> [POLECENIE]: Zbierz z poniższych rekordów każdy wiersz zawierający ciąg znaków "chart". Wielkość liter ma znaczenie.

- - - -

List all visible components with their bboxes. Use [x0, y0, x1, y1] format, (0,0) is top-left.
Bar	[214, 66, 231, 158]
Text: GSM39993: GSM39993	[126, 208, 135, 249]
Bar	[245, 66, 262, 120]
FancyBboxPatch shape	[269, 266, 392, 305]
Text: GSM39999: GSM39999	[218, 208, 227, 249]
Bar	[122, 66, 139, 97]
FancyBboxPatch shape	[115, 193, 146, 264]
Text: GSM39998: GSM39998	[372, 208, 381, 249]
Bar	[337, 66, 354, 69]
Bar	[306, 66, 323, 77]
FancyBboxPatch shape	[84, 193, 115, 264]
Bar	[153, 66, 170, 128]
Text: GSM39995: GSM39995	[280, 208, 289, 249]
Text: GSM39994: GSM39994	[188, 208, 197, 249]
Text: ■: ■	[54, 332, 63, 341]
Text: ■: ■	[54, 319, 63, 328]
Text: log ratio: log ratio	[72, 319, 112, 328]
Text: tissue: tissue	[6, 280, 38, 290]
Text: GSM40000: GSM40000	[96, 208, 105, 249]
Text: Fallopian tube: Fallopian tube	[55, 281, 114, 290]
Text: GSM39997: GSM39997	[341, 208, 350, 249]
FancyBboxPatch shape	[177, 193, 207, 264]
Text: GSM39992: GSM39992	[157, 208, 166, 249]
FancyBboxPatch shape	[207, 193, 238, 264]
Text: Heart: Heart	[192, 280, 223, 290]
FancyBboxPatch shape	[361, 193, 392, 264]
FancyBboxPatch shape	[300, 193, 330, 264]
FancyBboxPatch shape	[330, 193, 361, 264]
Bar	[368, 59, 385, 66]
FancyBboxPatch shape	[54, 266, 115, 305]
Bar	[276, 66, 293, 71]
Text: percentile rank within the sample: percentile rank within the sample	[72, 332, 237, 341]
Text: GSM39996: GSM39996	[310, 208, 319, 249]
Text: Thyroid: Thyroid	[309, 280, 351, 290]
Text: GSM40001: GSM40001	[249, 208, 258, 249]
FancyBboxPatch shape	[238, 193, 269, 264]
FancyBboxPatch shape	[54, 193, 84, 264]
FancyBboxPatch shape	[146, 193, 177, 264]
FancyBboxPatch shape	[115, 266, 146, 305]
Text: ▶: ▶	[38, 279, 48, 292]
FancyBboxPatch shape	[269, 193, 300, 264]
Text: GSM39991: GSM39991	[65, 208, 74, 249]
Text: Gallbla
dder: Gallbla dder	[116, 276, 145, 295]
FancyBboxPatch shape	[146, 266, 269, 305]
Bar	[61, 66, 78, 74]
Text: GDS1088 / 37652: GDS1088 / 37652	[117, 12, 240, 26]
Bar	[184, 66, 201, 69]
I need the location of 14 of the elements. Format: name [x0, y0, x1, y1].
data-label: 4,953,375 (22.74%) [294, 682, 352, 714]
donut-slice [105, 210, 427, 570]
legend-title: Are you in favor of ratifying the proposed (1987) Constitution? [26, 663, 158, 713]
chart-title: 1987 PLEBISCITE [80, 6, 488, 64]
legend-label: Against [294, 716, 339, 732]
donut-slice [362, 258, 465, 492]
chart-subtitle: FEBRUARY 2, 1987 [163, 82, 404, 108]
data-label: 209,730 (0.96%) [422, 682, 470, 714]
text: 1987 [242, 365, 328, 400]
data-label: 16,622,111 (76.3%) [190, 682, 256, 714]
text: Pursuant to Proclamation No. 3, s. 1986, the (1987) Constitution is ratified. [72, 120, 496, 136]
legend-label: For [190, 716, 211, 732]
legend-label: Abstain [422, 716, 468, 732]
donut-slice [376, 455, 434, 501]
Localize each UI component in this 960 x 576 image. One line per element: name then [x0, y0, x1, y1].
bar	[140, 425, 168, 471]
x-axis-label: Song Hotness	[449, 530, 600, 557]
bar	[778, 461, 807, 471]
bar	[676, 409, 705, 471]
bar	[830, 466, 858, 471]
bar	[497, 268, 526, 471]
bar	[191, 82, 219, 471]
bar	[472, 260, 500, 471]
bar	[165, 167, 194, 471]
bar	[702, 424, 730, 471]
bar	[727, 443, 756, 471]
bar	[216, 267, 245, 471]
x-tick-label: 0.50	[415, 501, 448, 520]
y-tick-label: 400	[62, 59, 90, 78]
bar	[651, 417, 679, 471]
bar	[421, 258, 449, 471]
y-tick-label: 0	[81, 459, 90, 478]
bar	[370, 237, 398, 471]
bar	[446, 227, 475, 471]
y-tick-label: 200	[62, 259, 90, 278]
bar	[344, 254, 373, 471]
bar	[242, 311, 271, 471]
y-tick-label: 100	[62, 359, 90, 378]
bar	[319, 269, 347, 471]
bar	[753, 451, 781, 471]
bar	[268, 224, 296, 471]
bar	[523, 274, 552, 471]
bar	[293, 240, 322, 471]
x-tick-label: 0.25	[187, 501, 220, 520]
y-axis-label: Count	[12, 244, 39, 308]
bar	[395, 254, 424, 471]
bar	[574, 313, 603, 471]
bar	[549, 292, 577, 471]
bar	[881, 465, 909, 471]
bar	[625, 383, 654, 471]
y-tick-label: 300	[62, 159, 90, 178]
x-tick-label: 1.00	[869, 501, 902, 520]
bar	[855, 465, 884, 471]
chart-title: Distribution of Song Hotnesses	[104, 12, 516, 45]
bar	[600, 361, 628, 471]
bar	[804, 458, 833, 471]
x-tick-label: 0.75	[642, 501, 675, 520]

- - - -

> [WYNIK ĆWICZENIA]:
chart-title: 1987 PLEBISCITE [80, 6, 488, 64]
chart-subtitle: FEBRUARY 2, 1987 [163, 82, 404, 108]
chart-title: Distribution of Song Hotnesses	[104, 12, 516, 45]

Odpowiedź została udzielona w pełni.